→ **Written request**:
Rewrite all the lines below, substituting "horizontal-tick-label" for each occurrence of "x-tick-label" and leaving everything else unchanged.

*** Listed records

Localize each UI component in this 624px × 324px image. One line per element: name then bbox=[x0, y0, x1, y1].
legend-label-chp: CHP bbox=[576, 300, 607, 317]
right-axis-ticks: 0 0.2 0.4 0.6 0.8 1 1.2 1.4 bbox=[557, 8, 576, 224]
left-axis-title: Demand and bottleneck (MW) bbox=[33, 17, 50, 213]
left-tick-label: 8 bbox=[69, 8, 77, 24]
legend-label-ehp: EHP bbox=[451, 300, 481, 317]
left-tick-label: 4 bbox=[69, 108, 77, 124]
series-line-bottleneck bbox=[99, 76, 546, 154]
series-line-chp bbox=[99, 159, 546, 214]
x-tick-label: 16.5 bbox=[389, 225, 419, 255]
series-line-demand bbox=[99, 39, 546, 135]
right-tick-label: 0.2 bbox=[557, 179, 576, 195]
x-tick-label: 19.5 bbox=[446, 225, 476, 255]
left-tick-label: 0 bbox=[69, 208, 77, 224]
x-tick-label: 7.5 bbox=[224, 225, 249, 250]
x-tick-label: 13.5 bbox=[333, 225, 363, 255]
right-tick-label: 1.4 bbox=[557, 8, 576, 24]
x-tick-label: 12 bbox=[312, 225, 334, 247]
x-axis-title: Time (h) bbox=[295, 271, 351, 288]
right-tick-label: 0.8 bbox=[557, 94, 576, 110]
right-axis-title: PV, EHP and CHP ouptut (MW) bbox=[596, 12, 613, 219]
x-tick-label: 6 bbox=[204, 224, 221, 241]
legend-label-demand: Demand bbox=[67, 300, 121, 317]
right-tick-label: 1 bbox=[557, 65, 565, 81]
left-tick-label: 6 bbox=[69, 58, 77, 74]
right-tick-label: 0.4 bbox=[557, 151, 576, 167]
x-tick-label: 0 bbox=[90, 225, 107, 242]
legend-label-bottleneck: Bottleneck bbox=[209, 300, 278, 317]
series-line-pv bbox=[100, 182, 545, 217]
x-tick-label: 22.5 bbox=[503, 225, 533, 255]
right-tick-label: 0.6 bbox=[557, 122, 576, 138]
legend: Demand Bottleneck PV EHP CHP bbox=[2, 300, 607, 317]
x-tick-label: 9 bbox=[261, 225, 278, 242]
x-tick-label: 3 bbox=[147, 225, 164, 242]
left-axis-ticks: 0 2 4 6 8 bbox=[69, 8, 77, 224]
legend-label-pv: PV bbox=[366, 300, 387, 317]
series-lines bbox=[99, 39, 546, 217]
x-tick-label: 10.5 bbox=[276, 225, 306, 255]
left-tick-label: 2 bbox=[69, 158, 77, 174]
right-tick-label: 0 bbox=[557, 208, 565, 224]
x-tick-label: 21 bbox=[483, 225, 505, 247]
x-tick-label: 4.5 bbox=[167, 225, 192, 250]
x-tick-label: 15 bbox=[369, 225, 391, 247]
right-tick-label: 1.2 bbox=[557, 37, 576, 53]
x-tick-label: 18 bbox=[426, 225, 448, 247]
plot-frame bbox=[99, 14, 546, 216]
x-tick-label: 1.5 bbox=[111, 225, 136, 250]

******

→ **The response**:
Localize each UI component in this 624px × 324px image. One line per element: name then bbox=[x0, y0, x1, y1].
legend-label-chp: CHP bbox=[576, 300, 607, 317]
right-axis-ticks: 0 0.2 0.4 0.6 0.8 1 1.2 1.4 bbox=[557, 8, 576, 224]
left-axis-title: Demand and bottleneck (MW) bbox=[33, 17, 50, 213]
left-tick-label: 8 bbox=[69, 8, 77, 24]
legend-label-ehp: EHP bbox=[451, 300, 481, 317]
left-tick-label: 4 bbox=[69, 108, 77, 124]
series-line-bottleneck bbox=[99, 76, 546, 154]
series-line-chp bbox=[99, 159, 546, 214]
horizontal-tick-label: 16.5 bbox=[389, 225, 419, 255]
series-line-demand bbox=[99, 39, 546, 135]
right-tick-label: 0.2 bbox=[557, 179, 576, 195]
horizontal-tick-label: 19.5 bbox=[446, 225, 476, 255]
left-tick-label: 0 bbox=[69, 208, 77, 224]
horizontal-tick-label: 7.5 bbox=[224, 225, 249, 250]
horizontal-tick-label: 13.5 bbox=[333, 225, 363, 255]
right-tick-label: 1.4 bbox=[557, 8, 576, 24]
horizontal-tick-label: 12 bbox=[312, 225, 334, 247]
x-axis-title: Time (h) bbox=[295, 271, 351, 288]
right-tick-label: 0.8 bbox=[557, 94, 576, 110]
right-axis-title: PV, EHP and CHP ouptut (MW) bbox=[596, 12, 613, 219]
horizontal-tick-label: 6 bbox=[204, 224, 221, 241]
legend-label-demand: Demand bbox=[67, 300, 121, 317]
right-tick-label: 1 bbox=[557, 65, 565, 81]
left-tick-label: 6 bbox=[69, 58, 77, 74]
right-tick-label: 0.4 bbox=[557, 151, 576, 167]
horizontal-tick-label: 0 bbox=[90, 225, 107, 242]
legend-label-bottleneck: Bottleneck bbox=[209, 300, 278, 317]
series-line-pv bbox=[100, 182, 545, 217]
horizontal-tick-label: 22.5 bbox=[503, 225, 533, 255]
right-tick-label: 0.6 bbox=[557, 122, 576, 138]
legend: Demand Bottleneck PV EHP CHP bbox=[2, 300, 607, 317]
horizontal-tick-label: 9 bbox=[261, 225, 278, 242]
horizontal-tick-label: 3 bbox=[147, 225, 164, 242]
left-axis-ticks: 0 2 4 6 8 bbox=[69, 8, 77, 224]
legend-label-pv: PV bbox=[366, 300, 387, 317]
series-lines bbox=[99, 39, 546, 217]
horizontal-tick-label: 10.5 bbox=[276, 225, 306, 255]
left-tick-label: 2 bbox=[69, 158, 77, 174]
right-tick-label: 0 bbox=[557, 208, 565, 224]
horizontal-tick-label: 21 bbox=[483, 225, 505, 247]
horizontal-tick-label: 4.5 bbox=[167, 225, 192, 250]
horizontal-tick-label: 15 bbox=[369, 225, 391, 247]
right-tick-label: 1.2 bbox=[557, 37, 576, 53]
horizontal-tick-label: 18 bbox=[426, 225, 448, 247]
plot-frame bbox=[99, 14, 546, 216]
horizontal-tick-label: 1.5 bbox=[111, 225, 136, 250]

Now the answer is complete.